### Requirements
Print out every line, exactly as written.

# # # # #

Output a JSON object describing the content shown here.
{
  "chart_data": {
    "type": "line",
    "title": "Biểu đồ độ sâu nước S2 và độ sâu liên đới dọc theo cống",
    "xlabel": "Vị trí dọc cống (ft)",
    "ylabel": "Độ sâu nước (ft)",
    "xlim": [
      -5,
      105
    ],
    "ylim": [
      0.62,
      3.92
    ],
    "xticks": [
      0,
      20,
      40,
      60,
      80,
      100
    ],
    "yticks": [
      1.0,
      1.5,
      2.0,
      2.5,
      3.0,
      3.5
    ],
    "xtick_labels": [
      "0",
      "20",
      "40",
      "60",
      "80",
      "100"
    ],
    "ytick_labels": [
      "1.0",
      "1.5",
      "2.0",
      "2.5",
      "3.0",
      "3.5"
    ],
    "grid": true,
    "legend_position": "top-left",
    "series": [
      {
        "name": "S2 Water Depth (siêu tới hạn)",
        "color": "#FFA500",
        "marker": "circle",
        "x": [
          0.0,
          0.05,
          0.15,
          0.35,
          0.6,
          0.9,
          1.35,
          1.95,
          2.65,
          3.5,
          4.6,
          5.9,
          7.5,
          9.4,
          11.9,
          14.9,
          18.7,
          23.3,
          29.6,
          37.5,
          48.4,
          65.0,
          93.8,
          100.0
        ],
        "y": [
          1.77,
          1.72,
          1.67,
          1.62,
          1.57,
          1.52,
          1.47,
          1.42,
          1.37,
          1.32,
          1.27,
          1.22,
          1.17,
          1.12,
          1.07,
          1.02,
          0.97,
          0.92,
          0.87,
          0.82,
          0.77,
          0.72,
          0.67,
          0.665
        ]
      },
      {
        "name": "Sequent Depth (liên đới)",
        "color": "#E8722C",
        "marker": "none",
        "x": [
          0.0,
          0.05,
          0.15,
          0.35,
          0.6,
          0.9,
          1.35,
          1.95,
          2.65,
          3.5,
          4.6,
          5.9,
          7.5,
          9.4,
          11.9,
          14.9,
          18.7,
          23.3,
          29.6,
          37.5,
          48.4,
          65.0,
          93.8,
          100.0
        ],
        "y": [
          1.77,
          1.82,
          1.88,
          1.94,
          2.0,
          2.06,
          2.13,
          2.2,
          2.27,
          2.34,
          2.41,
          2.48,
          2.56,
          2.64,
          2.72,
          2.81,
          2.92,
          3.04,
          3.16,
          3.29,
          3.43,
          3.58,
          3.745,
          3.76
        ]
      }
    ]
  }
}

# # # # #

### Task result
Output a JSON object describing the content shown here.
{
  "chart_data": {
    "type": "line",
    "title": "Biểu đồ độ sâu nước S2 và độ sâu liên đới dọc theo cống",
    "xlabel": "Vị trí dọc cống (ft)",
    "ylabel": "Độ sâu nước (ft)",
    "xlim": [
      -5,
      105
    ],
    "ylim": [
      0.62,
      3.92
    ],
    "xticks": [
      0,
      20,
      40,
      60,
      80,
      100
    ],
    "yticks": [
      1.0,
      1.5,
      2.0,
      2.5,
      3.0,
      3.5
    ],
    "xtick_labels": [
      "0",
      "20",
      "40",
      "60",
      "80",
      "100"
    ],
    "ytick_labels": [
      "1.0",
      "1.5",
      "2.0",
      "2.5",
      "3.0",
      "3.5"
    ],
    "grid": true,
    "legend_position": "top-left",
    "series": [
      {
        "name": "S2 Water Depth (siêu tới hạn)",
        "color": "#FFA500",
        "marker": "circle",
        "x": [
          0.0,
          0.05,
          0.15,
          0.35,
          0.6,
          0.9,
          1.35,
          1.95,
          2.65,
          3.5,
          4.6,
          5.9,
          7.5,
          9.4,
          11.9,
          14.9,
          18.7,
          23.3,
          29.6,
          37.5,
          48.4,
          65.0,
          93.8,
          100.0
        ],
        "y": [
          1.77,
          1.72,
          1.67,
          1.62,
          1.57,
          1.52,
          1.47,
          1.42,
          1.37,
          1.32,
          1.27,
          1.22,
          1.17,
          1.12,
          1.07,
          1.02,
          0.97,
          0.92,
          0.87,
          0.82,
          0.77,
          0.72,
          0.67,
          0.665
        ]
      },
      {
        "name": "Sequent Depth (liên đới)",
        "color": "#E8722C",
        "marker": "none",
        "x": [
          0.0,
          0.05,
          0.15,
          0.35,
          0.6,
          0.9,
          1.35,
          1.95,
          2.65,
          3.5,
          4.6,
          5.9,
          7.5,
          9.4,
          11.9,
          14.9,
          18.7,
          23.3,
          29.6,
          37.5,
          48.4,
          65.0,
          93.8,
          100.0
        ],
        "y": [
          1.77,
          1.82,
          1.88,
          1.94,
          2.0,
          2.06,
          2.13,
          2.2,
          2.27,
          2.34,
          2.41,
          2.48,
          2.56,
          2.64,
          2.72,
          2.81,
          2.92,
          3.04,
          3.16,
          3.29,
          3.43,
          3.58,
          3.745,
          3.76
        ]
      }
    ]
  }
}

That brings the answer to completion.